Find every line in the records below that holds the word "Plovdiv" and copy it.

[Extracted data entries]
◆ ◆ ◆ ◆

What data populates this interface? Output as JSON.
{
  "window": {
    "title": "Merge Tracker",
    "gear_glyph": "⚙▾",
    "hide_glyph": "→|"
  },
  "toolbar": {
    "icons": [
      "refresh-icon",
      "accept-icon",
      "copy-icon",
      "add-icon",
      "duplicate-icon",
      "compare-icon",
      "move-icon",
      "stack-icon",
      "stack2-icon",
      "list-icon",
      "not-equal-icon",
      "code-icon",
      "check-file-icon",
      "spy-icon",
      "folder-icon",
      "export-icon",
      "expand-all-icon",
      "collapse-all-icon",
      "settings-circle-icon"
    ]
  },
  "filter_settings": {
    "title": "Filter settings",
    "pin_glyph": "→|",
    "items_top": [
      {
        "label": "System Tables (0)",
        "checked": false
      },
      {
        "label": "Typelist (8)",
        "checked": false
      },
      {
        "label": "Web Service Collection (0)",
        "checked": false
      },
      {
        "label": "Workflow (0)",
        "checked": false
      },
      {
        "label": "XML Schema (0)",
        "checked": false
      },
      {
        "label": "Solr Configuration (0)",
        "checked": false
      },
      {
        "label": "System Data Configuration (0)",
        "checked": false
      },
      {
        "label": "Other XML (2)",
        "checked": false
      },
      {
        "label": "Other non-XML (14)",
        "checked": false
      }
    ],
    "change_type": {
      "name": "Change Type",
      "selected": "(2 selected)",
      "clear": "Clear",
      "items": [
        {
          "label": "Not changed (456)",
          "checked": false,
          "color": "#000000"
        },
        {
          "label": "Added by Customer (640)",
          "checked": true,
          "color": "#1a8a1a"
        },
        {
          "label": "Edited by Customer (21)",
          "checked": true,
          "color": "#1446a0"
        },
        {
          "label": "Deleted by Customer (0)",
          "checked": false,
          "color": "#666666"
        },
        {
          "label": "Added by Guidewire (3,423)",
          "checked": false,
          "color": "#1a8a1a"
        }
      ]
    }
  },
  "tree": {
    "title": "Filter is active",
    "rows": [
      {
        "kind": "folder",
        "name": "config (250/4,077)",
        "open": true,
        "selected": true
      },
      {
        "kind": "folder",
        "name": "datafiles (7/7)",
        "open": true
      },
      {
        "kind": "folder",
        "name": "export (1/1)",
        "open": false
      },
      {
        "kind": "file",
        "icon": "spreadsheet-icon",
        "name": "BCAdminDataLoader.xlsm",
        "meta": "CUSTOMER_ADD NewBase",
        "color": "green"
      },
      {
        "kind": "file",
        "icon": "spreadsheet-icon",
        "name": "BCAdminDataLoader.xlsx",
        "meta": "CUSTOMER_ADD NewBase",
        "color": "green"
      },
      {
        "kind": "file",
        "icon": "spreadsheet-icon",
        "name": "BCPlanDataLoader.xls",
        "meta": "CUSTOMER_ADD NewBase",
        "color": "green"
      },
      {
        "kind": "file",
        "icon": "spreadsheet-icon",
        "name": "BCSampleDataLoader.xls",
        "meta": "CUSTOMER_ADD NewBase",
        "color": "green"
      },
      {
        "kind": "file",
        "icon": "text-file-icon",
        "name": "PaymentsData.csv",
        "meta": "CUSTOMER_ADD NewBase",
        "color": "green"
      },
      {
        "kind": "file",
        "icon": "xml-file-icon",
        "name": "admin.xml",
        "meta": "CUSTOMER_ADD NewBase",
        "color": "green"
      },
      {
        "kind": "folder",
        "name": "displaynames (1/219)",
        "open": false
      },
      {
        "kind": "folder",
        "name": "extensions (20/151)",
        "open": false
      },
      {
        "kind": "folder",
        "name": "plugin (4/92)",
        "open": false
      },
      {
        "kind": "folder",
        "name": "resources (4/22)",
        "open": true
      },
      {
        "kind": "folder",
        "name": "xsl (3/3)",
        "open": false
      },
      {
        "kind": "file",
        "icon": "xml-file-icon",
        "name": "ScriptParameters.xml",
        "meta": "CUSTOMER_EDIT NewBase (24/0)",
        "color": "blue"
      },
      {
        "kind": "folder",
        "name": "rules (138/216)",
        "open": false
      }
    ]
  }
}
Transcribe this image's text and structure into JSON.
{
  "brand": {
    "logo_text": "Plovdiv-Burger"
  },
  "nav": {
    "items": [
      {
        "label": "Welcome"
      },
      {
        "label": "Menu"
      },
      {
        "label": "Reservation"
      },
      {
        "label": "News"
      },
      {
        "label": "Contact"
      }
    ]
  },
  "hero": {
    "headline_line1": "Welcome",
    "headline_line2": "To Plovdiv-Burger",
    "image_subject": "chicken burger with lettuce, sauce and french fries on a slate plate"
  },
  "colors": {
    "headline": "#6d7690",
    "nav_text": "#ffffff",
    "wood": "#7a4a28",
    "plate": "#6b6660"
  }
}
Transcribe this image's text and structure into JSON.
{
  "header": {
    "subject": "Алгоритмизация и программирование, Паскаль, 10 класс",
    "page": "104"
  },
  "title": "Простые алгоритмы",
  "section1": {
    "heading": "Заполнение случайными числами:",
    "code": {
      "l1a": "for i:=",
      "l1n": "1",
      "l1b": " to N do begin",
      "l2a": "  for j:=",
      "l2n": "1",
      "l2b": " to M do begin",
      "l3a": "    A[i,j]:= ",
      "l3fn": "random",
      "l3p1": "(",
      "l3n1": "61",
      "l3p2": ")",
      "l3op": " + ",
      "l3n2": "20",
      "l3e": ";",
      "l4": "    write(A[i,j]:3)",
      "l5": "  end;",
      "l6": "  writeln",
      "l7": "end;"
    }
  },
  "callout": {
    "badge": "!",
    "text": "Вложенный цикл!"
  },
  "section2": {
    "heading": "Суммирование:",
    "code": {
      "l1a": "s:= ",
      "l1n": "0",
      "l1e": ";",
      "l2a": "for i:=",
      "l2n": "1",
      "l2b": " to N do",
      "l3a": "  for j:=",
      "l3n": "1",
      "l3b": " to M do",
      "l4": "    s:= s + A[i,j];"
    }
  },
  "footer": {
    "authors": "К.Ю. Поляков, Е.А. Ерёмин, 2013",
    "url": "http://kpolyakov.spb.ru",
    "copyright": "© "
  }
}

◆ ◆ ◆ ◆

OUTPUT OF THE EXERCISE ▸
    "logo_text": "Plovdiv-Burger"
    "headline_line2": "To Plovdiv-Burger",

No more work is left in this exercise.